What you should do
Each record below is to be copied word for word, with pictures removed.

-- begin Records to use --

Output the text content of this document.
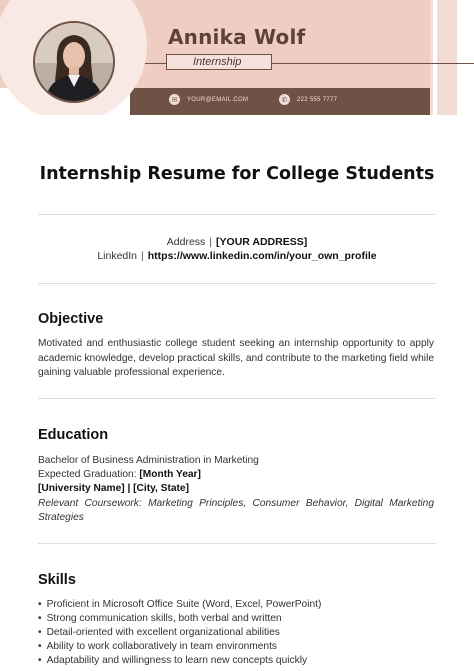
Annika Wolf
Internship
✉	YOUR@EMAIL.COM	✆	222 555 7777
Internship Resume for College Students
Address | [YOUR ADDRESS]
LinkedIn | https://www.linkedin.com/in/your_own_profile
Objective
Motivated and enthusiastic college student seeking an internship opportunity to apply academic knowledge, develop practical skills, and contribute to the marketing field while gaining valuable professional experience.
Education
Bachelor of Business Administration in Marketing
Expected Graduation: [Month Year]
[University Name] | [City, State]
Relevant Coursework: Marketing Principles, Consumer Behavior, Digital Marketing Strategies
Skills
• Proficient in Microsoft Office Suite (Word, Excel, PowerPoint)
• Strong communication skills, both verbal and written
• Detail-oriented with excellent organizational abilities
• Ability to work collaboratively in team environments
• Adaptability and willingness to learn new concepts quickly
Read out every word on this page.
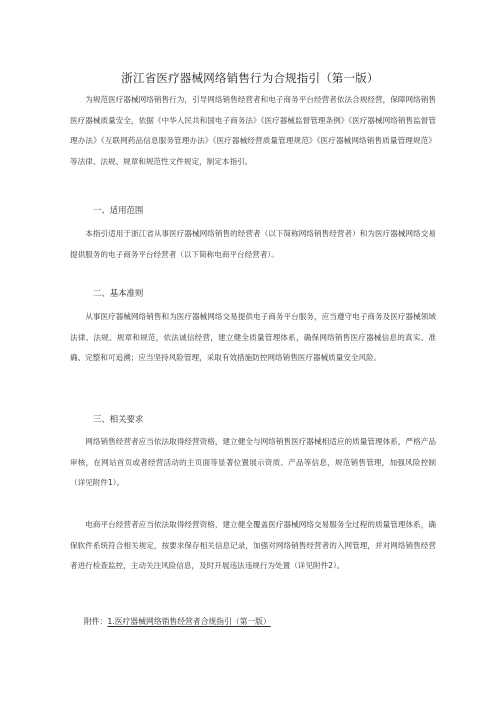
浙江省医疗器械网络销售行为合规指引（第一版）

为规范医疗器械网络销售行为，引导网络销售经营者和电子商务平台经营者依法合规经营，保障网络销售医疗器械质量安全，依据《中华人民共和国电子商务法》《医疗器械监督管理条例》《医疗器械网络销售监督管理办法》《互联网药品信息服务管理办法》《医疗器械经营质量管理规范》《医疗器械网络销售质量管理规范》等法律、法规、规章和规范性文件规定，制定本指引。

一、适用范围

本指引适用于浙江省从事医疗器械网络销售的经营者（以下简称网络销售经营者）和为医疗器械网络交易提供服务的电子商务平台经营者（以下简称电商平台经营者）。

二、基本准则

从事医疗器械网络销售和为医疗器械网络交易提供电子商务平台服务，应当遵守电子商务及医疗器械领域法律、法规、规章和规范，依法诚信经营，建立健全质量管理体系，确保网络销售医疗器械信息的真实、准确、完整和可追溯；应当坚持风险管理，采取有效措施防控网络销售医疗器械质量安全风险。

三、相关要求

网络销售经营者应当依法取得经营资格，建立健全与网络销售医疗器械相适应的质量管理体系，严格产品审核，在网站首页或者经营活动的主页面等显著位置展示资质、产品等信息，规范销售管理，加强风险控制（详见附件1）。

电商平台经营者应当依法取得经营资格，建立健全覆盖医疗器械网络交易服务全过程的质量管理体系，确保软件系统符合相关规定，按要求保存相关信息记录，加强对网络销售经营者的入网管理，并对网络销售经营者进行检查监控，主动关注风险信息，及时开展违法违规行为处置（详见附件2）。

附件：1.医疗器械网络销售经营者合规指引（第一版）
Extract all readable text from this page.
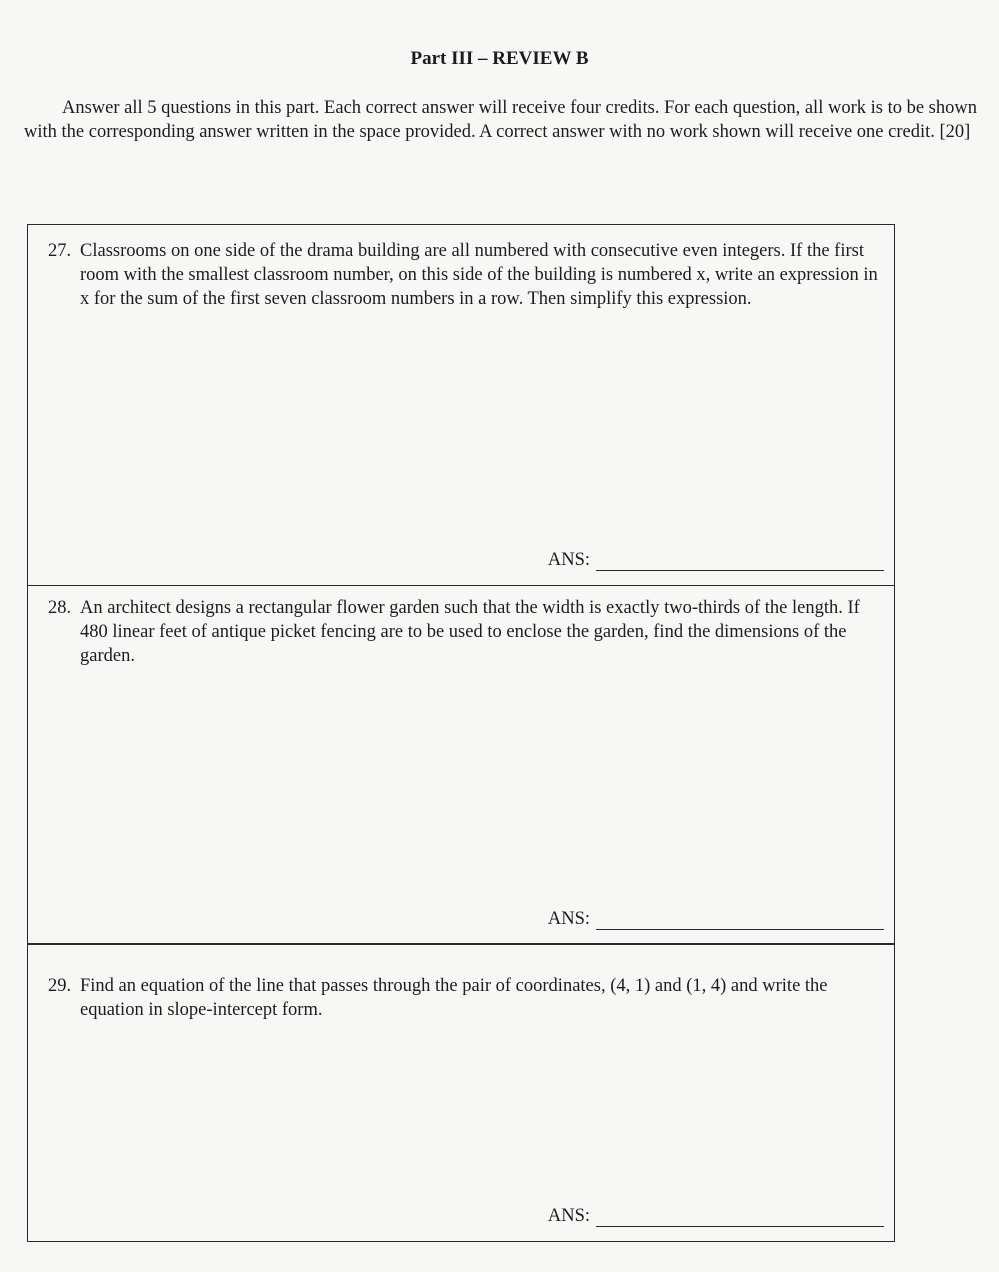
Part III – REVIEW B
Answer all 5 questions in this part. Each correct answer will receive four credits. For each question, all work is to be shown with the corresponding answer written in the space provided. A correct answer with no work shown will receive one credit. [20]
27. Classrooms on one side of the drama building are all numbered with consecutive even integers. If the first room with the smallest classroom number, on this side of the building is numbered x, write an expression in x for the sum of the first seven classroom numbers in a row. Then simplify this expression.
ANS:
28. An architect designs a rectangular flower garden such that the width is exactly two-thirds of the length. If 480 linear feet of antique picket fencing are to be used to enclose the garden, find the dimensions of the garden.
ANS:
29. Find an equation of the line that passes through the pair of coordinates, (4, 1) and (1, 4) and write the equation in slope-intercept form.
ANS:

-- end Records to use --

Answer to this problem
Output the text content of this document.
Annika Wolf
Internship
✉	YOUR@EMAIL.COM	✆	222 555 7777
Internship Resume for College Students
Address | [YOUR ADDRESS]
LinkedIn | https://www.linkedin.com/in/your_own_profile
Objective
Motivated and enthusiastic college student seeking an internship opportunity to apply academic knowledge, develop practical skills, and contribute to the marketing field while gaining valuable professional experience.
Education
Bachelor of Business Administration in Marketing
Expected Graduation: [Month Year]
[University Name] | [City, State]
Relevant Coursework: Marketing Principles, Consumer Behavior, Digital Marketing Strategies
Skills
• Proficient in Microsoft Office Suite (Word, Excel, PowerPoint)
• Strong communication skills, both verbal and written
• Detail-oriented with excellent organizational abilities
• Ability to work collaboratively in team environments
• Adaptability and willingness to learn new concepts quickly
Read out every word on this page.
浙江省医疗器械网络销售行为合规指引（第一版）

为规范医疗器械网络销售行为，引导网络销售经营者和电子商务平台经营者依法合规经营，保障网络销售医疗器械质量安全，依据《中华人民共和国电子商务法》《医疗器械监督管理条例》《医疗器械网络销售监督管理办法》《互联网药品信息服务管理办法》《医疗器械经营质量管理规范》《医疗器械网络销售质量管理规范》等法律、法规、规章和规范性文件规定，制定本指引。

一、适用范围

本指引适用于浙江省从事医疗器械网络销售的经营者（以下简称网络销售经营者）和为医疗器械网络交易提供服务的电子商务平台经营者（以下简称电商平台经营者）。

二、基本准则

从事医疗器械网络销售和为医疗器械网络交易提供电子商务平台服务，应当遵守电子商务及医疗器械领域法律、法规、规章和规范，依法诚信经营，建立健全质量管理体系，确保网络销售医疗器械信息的真实、准确、完整和可追溯；应当坚持风险管理，采取有效措施防控网络销售医疗器械质量安全风险。

三、相关要求

网络销售经营者应当依法取得经营资格，建立健全与网络销售医疗器械相适应的质量管理体系，严格产品审核，在网站首页或者经营活动的主页面等显著位置展示资质、产品等信息，规范销售管理，加强风险控制（详见附件1）。

电商平台经营者应当依法取得经营资格，建立健全覆盖医疗器械网络交易服务全过程的质量管理体系，确保软件系统符合相关规定，按要求保存相关信息记录，加强对网络销售经营者的入网管理，并对网络销售经营者进行检查监控，主动关注风险信息，及时开展违法违规行为处置（详见附件2）。

附件：1.医疗器械网络销售经营者合规指引（第一版）
Extract all readable text from this page.
Part III – REVIEW B
Answer all 5 questions in this part. Each correct answer will receive four credits. For each question, all work is to be shown with the corresponding answer written in the space provided. A correct answer with no work shown will receive one credit. [20]
27. Classrooms on one side of the drama building are all numbered with consecutive even integers. If the first room with the smallest classroom number, on this side of the building is numbered x, write an expression in x for the sum of the first seven classroom numbers in a row. Then simplify this expression.
ANS:
28. An architect designs a rectangular flower garden such that the width is exactly two-thirds of the length. If 480 linear feet of antique picket fencing are to be used to enclose the garden, find the dimensions of the garden.
ANS:
29. Find an equation of the line that passes through the pair of coordinates, (4, 1) and (1, 4) and write the equation in slope-intercept form.
ANS:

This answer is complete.